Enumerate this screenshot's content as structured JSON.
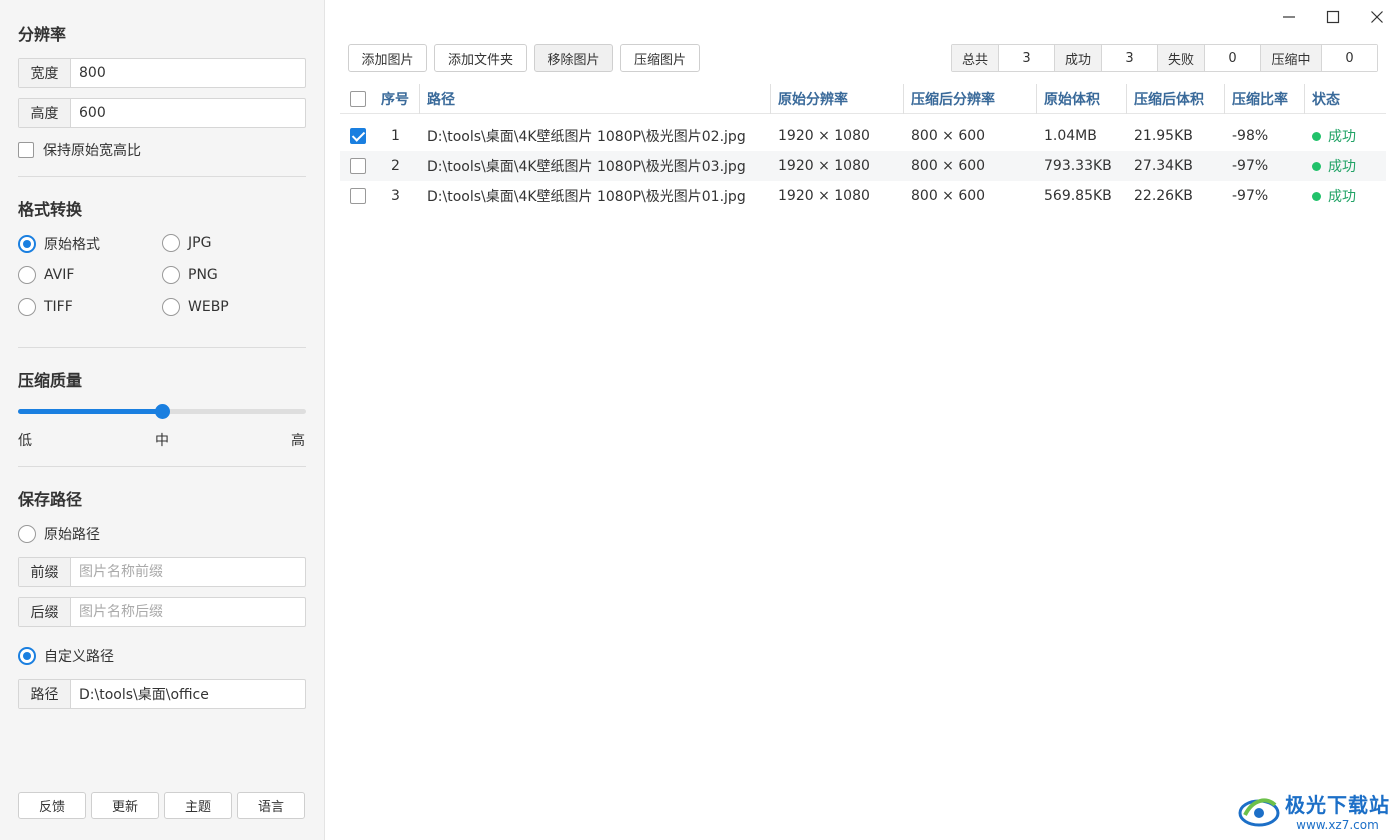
{
  "sidebar": {
    "resolution": {
      "title": "分辨率",
      "width_label": "宽度",
      "width_value": "800",
      "height_label": "高度",
      "height_value": "600",
      "keep_ratio_label": "保持原始宽高比",
      "keep_ratio_checked": false
    },
    "format": {
      "title": "格式转换",
      "options": [
        "原始格式",
        "JPG",
        "AVIF",
        "PNG",
        "TIFF",
        "WEBP"
      ],
      "selected": "原始格式"
    },
    "quality": {
      "title": "压缩质量",
      "labels": [
        "低",
        "中",
        "高"
      ],
      "value_fraction": 0.5
    },
    "save": {
      "title": "保存路径",
      "original_label": "原始路径",
      "prefix_label": "前缀",
      "prefix_placeholder": "图片名称前缀",
      "suffix_label": "后缀",
      "suffix_placeholder": "图片名称后缀",
      "custom_label": "自定义路径",
      "path_label": "路径",
      "path_value": "D:\\tools\\桌面\\office",
      "selected": "自定义路径"
    },
    "footer_buttons": [
      "反馈",
      "更新",
      "主题",
      "语言"
    ]
  },
  "toolbar": {
    "add_image": "添加图片",
    "add_folder": "添加文件夹",
    "remove_image": "移除图片",
    "compress_image": "压缩图片"
  },
  "stats": {
    "total_label": "总共",
    "total": "3",
    "success_label": "成功",
    "success": "3",
    "fail_label": "失败",
    "fail": "0",
    "compressing_label": "压缩中",
    "compressing": "0"
  },
  "table": {
    "columns": [
      "序号",
      "路径",
      "原始分辨率",
      "压缩后分辨率",
      "原始体积",
      "压缩后体积",
      "压缩比率",
      "状态"
    ],
    "rows": [
      {
        "index": "1",
        "path": "D:\\tools\\桌面\\4K壁纸图片 1080P\\极光图片02.jpg",
        "orig_res": "1920 × 1080",
        "new_res": "800 × 600",
        "orig_size": "1.04MB",
        "new_size": "21.95KB",
        "ratio": "-98%",
        "status": "成功",
        "checked": true
      },
      {
        "index": "2",
        "path": "D:\\tools\\桌面\\4K壁纸图片 1080P\\极光图片03.jpg",
        "orig_res": "1920 × 1080",
        "new_res": "800 × 600",
        "orig_size": "793.33KB",
        "new_size": "27.34KB",
        "ratio": "-97%",
        "status": "成功",
        "checked": false
      },
      {
        "index": "3",
        "path": "D:\\tools\\桌面\\4K壁纸图片 1080P\\极光图片01.jpg",
        "orig_res": "1920 × 1080",
        "new_res": "800 × 600",
        "orig_size": "569.85KB",
        "new_size": "22.26KB",
        "ratio": "-97%",
        "status": "成功",
        "checked": false
      }
    ]
  },
  "watermark": {
    "name": "极光下载站",
    "url": "www.xz7.com"
  },
  "colors": {
    "accent": "#1a7fe0",
    "success": "#21a366",
    "header_text": "#3a6a9a"
  }
}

####################

* Exercise objective *
Extract the entries in full, exactly as they are, minus the pictures.

* Task response *
Enumerate this screenshot's content as structured JSON.
{
  "sidebar": {
    "resolution": {
      "title": "分辨率",
      "width_label": "宽度",
      "width_value": "800",
      "height_label": "高度",
      "height_value": "600",
      "keep_ratio_label": "保持原始宽高比",
      "keep_ratio_checked": false
    },
    "format": {
      "title": "格式转换",
      "options": [
        "原始格式",
        "JPG",
        "AVIF",
        "PNG",
        "TIFF",
        "WEBP"
      ],
      "selected": "原始格式"
    },
    "quality": {
      "title": "压缩质量",
      "labels": [
        "低",
        "中",
        "高"
      ],
      "value_fraction": 0.5
    },
    "save": {
      "title": "保存路径",
      "original_label": "原始路径",
      "prefix_label": "前缀",
      "prefix_placeholder": "图片名称前缀",
      "suffix_label": "后缀",
      "suffix_placeholder": "图片名称后缀",
      "custom_label": "自定义路径",
      "path_label": "路径",
      "path_value": "D:\\tools\\桌面\\office",
      "selected": "自定义路径"
    },
    "footer_buttons": [
      "反馈",
      "更新",
      "主题",
      "语言"
    ]
  },
  "toolbar": {
    "add_image": "添加图片",
    "add_folder": "添加文件夹",
    "remove_image": "移除图片",
    "compress_image": "压缩图片"
  },
  "stats": {
    "total_label": "总共",
    "total": "3",
    "success_label": "成功",
    "success": "3",
    "fail_label": "失败",
    "fail": "0",
    "compressing_label": "压缩中",
    "compressing": "0"
  },
  "table": {
    "columns": [
      "序号",
      "路径",
      "原始分辨率",
      "压缩后分辨率",
      "原始体积",
      "压缩后体积",
      "压缩比率",
      "状态"
    ],
    "rows": [
      {
        "index": "1",
        "path": "D:\\tools\\桌面\\4K壁纸图片 1080P\\极光图片02.jpg",
        "orig_res": "1920 × 1080",
        "new_res": "800 × 600",
        "orig_size": "1.04MB",
        "new_size": "21.95KB",
        "ratio": "-98%",
        "status": "成功",
        "checked": true
      },
      {
        "index": "2",
        "path": "D:\\tools\\桌面\\4K壁纸图片 1080P\\极光图片03.jpg",
        "orig_res": "1920 × 1080",
        "new_res": "800 × 600",
        "orig_size": "793.33KB",
        "new_size": "27.34KB",
        "ratio": "-97%",
        "status": "成功",
        "checked": false
      },
      {
        "index": "3",
        "path": "D:\\tools\\桌面\\4K壁纸图片 1080P\\极光图片01.jpg",
        "orig_res": "1920 × 1080",
        "new_res": "800 × 600",
        "orig_size": "569.85KB",
        "new_size": "22.26KB",
        "ratio": "-97%",
        "status": "成功",
        "checked": false
      }
    ]
  },
  "watermark": {
    "name": "极光下载站",
    "url": "www.xz7.com"
  },
  "colors": {
    "accent": "#1a7fe0",
    "success": "#21a366",
    "header_text": "#3a6a9a"
  }
}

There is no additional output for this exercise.